(Data items)
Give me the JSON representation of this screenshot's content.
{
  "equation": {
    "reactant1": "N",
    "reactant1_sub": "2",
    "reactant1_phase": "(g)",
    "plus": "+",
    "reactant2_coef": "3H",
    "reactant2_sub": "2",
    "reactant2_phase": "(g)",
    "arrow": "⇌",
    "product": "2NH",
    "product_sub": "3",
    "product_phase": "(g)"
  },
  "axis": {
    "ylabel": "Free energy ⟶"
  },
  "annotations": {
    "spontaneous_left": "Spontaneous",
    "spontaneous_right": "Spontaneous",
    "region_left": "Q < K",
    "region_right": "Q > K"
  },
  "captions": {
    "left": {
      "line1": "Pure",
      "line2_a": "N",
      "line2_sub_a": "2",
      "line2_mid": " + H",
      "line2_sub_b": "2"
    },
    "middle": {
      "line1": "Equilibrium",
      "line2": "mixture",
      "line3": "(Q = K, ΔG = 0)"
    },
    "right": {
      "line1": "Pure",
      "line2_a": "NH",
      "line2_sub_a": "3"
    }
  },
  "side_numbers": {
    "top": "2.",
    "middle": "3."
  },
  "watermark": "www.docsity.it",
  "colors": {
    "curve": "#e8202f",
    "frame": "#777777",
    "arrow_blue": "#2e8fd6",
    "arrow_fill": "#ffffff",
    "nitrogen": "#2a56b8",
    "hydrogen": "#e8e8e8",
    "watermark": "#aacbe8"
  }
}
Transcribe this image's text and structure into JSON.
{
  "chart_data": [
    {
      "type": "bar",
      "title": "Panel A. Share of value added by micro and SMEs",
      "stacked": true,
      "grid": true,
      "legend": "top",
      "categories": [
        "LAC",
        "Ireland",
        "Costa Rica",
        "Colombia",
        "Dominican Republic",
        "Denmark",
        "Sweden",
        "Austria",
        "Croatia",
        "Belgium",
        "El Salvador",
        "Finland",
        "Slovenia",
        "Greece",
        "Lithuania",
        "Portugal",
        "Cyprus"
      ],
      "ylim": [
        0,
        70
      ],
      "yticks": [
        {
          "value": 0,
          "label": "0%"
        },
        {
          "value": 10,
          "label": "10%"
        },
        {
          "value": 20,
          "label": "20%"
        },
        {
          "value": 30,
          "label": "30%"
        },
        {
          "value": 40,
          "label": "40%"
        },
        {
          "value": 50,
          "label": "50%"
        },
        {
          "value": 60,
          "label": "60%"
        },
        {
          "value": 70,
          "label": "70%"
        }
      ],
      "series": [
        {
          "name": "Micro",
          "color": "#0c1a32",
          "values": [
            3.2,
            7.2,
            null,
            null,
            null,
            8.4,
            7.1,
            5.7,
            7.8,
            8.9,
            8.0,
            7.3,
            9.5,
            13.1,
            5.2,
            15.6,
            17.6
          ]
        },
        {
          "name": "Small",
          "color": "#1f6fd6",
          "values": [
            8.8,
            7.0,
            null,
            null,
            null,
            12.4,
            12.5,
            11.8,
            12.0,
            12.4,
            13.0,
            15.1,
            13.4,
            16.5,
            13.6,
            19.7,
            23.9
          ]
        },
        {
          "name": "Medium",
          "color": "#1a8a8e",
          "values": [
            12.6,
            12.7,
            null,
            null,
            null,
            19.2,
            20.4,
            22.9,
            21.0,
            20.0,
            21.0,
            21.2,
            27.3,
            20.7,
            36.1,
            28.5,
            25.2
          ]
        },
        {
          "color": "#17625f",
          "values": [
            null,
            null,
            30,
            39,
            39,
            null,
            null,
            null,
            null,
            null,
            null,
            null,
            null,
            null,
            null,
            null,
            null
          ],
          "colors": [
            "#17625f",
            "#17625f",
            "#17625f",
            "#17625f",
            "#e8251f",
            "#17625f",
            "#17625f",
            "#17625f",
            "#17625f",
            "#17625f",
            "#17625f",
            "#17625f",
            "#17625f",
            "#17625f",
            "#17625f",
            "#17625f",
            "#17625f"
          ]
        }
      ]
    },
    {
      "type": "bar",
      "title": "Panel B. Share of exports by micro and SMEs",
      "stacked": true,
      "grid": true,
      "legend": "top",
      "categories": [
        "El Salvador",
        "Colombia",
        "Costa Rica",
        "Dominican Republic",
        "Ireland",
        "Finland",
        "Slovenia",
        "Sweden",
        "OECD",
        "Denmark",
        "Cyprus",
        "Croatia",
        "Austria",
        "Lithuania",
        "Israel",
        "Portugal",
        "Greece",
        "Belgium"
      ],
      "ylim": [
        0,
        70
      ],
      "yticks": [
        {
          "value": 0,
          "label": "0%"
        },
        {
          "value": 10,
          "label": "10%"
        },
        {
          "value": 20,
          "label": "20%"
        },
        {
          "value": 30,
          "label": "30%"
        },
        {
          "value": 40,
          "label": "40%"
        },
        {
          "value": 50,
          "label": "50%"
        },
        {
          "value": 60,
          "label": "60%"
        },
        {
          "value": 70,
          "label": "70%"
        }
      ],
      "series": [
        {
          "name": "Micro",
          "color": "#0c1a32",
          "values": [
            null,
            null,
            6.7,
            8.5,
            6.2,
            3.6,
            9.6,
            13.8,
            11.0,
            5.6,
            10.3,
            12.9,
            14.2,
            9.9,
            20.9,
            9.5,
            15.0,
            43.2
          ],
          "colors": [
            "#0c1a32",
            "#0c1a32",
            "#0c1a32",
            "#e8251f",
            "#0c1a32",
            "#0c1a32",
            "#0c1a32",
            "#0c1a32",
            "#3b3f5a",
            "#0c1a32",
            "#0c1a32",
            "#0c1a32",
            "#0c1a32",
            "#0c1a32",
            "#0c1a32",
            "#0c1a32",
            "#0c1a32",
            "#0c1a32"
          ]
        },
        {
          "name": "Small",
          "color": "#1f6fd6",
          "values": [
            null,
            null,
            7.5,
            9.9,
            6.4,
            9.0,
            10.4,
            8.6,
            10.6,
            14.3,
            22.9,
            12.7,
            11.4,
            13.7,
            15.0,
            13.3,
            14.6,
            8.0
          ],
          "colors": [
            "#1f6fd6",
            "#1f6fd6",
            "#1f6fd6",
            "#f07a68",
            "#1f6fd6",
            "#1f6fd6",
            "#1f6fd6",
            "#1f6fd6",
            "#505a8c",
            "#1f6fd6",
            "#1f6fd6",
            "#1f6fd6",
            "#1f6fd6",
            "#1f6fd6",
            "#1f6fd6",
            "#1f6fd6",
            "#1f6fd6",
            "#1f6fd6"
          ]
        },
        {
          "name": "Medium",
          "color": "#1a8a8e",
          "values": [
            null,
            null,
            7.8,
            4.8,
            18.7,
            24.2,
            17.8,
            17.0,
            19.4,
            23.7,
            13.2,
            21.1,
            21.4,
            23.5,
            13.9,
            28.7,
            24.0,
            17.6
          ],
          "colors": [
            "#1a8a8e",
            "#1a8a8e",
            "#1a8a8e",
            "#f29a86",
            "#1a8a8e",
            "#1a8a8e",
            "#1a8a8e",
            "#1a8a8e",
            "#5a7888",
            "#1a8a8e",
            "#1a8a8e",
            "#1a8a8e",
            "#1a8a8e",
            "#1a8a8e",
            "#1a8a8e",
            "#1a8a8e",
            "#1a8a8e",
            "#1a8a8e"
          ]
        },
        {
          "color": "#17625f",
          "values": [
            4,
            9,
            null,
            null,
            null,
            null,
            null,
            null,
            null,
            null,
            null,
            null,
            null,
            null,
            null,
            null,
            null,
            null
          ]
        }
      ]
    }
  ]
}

Requirement.
Your task is to output the full set of records exactly as presented.

Final result.
Give me the JSON representation of this screenshot's content.
{
  "equation": {
    "reactant1": "N",
    "reactant1_sub": "2",
    "reactant1_phase": "(g)",
    "plus": "+",
    "reactant2_coef": "3H",
    "reactant2_sub": "2",
    "reactant2_phase": "(g)",
    "arrow": "⇌",
    "product": "2NH",
    "product_sub": "3",
    "product_phase": "(g)"
  },
  "axis": {
    "ylabel": "Free energy ⟶"
  },
  "annotations": {
    "spontaneous_left": "Spontaneous",
    "spontaneous_right": "Spontaneous",
    "region_left": "Q < K",
    "region_right": "Q > K"
  },
  "captions": {
    "left": {
      "line1": "Pure",
      "line2_a": "N",
      "line2_sub_a": "2",
      "line2_mid": " + H",
      "line2_sub_b": "2"
    },
    "middle": {
      "line1": "Equilibrium",
      "line2": "mixture",
      "line3": "(Q = K, ΔG = 0)"
    },
    "right": {
      "line1": "Pure",
      "line2_a": "NH",
      "line2_sub_a": "3"
    }
  },
  "side_numbers": {
    "top": "2.",
    "middle": "3."
  },
  "watermark": "www.docsity.it",
  "colors": {
    "curve": "#e8202f",
    "frame": "#777777",
    "arrow_blue": "#2e8fd6",
    "arrow_fill": "#ffffff",
    "nitrogen": "#2a56b8",
    "hydrogen": "#e8e8e8",
    "watermark": "#aacbe8"
  }
}
Transcribe this image's text and structure into JSON.
{
  "chart_data": [
    {
      "type": "bar",
      "title": "Panel A. Share of value added by micro and SMEs",
      "stacked": true,
      "grid": true,
      "legend": "top",
      "categories": [
        "LAC",
        "Ireland",
        "Costa Rica",
        "Colombia",
        "Dominican Republic",
        "Denmark",
        "Sweden",
        "Austria",
        "Croatia",
        "Belgium",
        "El Salvador",
        "Finland",
        "Slovenia",
        "Greece",
        "Lithuania",
        "Portugal",
        "Cyprus"
      ],
      "ylim": [
        0,
        70
      ],
      "yticks": [
        {
          "value": 0,
          "label": "0%"
        },
        {
          "value": 10,
          "label": "10%"
        },
        {
          "value": 20,
          "label": "20%"
        },
        {
          "value": 30,
          "label": "30%"
        },
        {
          "value": 40,
          "label": "40%"
        },
        {
          "value": 50,
          "label": "50%"
        },
        {
          "value": 60,
          "label": "60%"
        },
        {
          "value": 70,
          "label": "70%"
        }
      ],
      "series": [
        {
          "name": "Micro",
          "color": "#0c1a32",
          "values": [
            3.2,
            7.2,
            null,
            null,
            null,
            8.4,
            7.1,
            5.7,
            7.8,
            8.9,
            8.0,
            7.3,
            9.5,
            13.1,
            5.2,
            15.6,
            17.6
          ]
        },
        {
          "name": "Small",
          "color": "#1f6fd6",
          "values": [
            8.8,
            7.0,
            null,
            null,
            null,
            12.4,
            12.5,
            11.8,
            12.0,
            12.4,
            13.0,
            15.1,
            13.4,
            16.5,
            13.6,
            19.7,
            23.9
          ]
        },
        {
          "name": "Medium",
          "color": "#1a8a8e",
          "values": [
            12.6,
            12.7,
            null,
            null,
            null,
            19.2,
            20.4,
            22.9,
            21.0,
            20.0,
            21.0,
            21.2,
            27.3,
            20.7,
            36.1,
            28.5,
            25.2
          ]
        },
        {
          "color": "#17625f",
          "values": [
            null,
            null,
            30,
            39,
            39,
            null,
            null,
            null,
            null,
            null,
            null,
            null,
            null,
            null,
            null,
            null,
            null
          ],
          "colors": [
            "#17625f",
            "#17625f",
            "#17625f",
            "#17625f",
            "#e8251f",
            "#17625f",
            "#17625f",
            "#17625f",
            "#17625f",
            "#17625f",
            "#17625f",
            "#17625f",
            "#17625f",
            "#17625f",
            "#17625f",
            "#17625f",
            "#17625f"
          ]
        }
      ]
    },
    {
      "type": "bar",
      "title": "Panel B. Share of exports by micro and SMEs",
      "stacked": true,
      "grid": true,
      "legend": "top",
      "categories": [
        "El Salvador",
        "Colombia",
        "Costa Rica",
        "Dominican Republic",
        "Ireland",
        "Finland",
        "Slovenia",
        "Sweden",
        "OECD",
        "Denmark",
        "Cyprus",
        "Croatia",
        "Austria",
        "Lithuania",
        "Israel",
        "Portugal",
        "Greece",
        "Belgium"
      ],
      "ylim": [
        0,
        70
      ],
      "yticks": [
        {
          "value": 0,
          "label": "0%"
        },
        {
          "value": 10,
          "label": "10%"
        },
        {
          "value": 20,
          "label": "20%"
        },
        {
          "value": 30,
          "label": "30%"
        },
        {
          "value": 40,
          "label": "40%"
        },
        {
          "value": 50,
          "label": "50%"
        },
        {
          "value": 60,
          "label": "60%"
        },
        {
          "value": 70,
          "label": "70%"
        }
      ],
      "series": [
        {
          "name": "Micro",
          "color": "#0c1a32",
          "values": [
            null,
            null,
            6.7,
            8.5,
            6.2,
            3.6,
            9.6,
            13.8,
            11.0,
            5.6,
            10.3,
            12.9,
            14.2,
            9.9,
            20.9,
            9.5,
            15.0,
            43.2
          ],
          "colors": [
            "#0c1a32",
            "#0c1a32",
            "#0c1a32",
            "#e8251f",
            "#0c1a32",
            "#0c1a32",
            "#0c1a32",
            "#0c1a32",
            "#3b3f5a",
            "#0c1a32",
            "#0c1a32",
            "#0c1a32",
            "#0c1a32",
            "#0c1a32",
            "#0c1a32",
            "#0c1a32",
            "#0c1a32",
            "#0c1a32"
          ]
        },
        {
          "name": "Small",
          "color": "#1f6fd6",
          "values": [
            null,
            null,
            7.5,
            9.9,
            6.4,
            9.0,
            10.4,
            8.6,
            10.6,
            14.3,
            22.9,
            12.7,
            11.4,
            13.7,
            15.0,
            13.3,
            14.6,
            8.0
          ],
          "colors": [
            "#1f6fd6",
            "#1f6fd6",
            "#1f6fd6",
            "#f07a68",
            "#1f6fd6",
            "#1f6fd6",
            "#1f6fd6",
            "#1f6fd6",
            "#505a8c",
            "#1f6fd6",
            "#1f6fd6",
            "#1f6fd6",
            "#1f6fd6",
            "#1f6fd6",
            "#1f6fd6",
            "#1f6fd6",
            "#1f6fd6",
            "#1f6fd6"
          ]
        },
        {
          "name": "Medium",
          "color": "#1a8a8e",
          "values": [
            null,
            null,
            7.8,
            4.8,
            18.7,
            24.2,
            17.8,
            17.0,
            19.4,
            23.7,
            13.2,
            21.1,
            21.4,
            23.5,
            13.9,
            28.7,
            24.0,
            17.6
          ],
          "colors": [
            "#1a8a8e",
            "#1a8a8e",
            "#1a8a8e",
            "#f29a86",
            "#1a8a8e",
            "#1a8a8e",
            "#1a8a8e",
            "#1a8a8e",
            "#5a7888",
            "#1a8a8e",
            "#1a8a8e",
            "#1a8a8e",
            "#1a8a8e",
            "#1a8a8e",
            "#1a8a8e",
            "#1a8a8e",
            "#1a8a8e",
            "#1a8a8e"
          ]
        },
        {
          "color": "#17625f",
          "values": [
            4,
            9,
            null,
            null,
            null,
            null,
            null,
            null,
            null,
            null,
            null,
            null,
            null,
            null,
            null,
            null,
            null,
            null
          ]
        }
      ]
    }
  ]
}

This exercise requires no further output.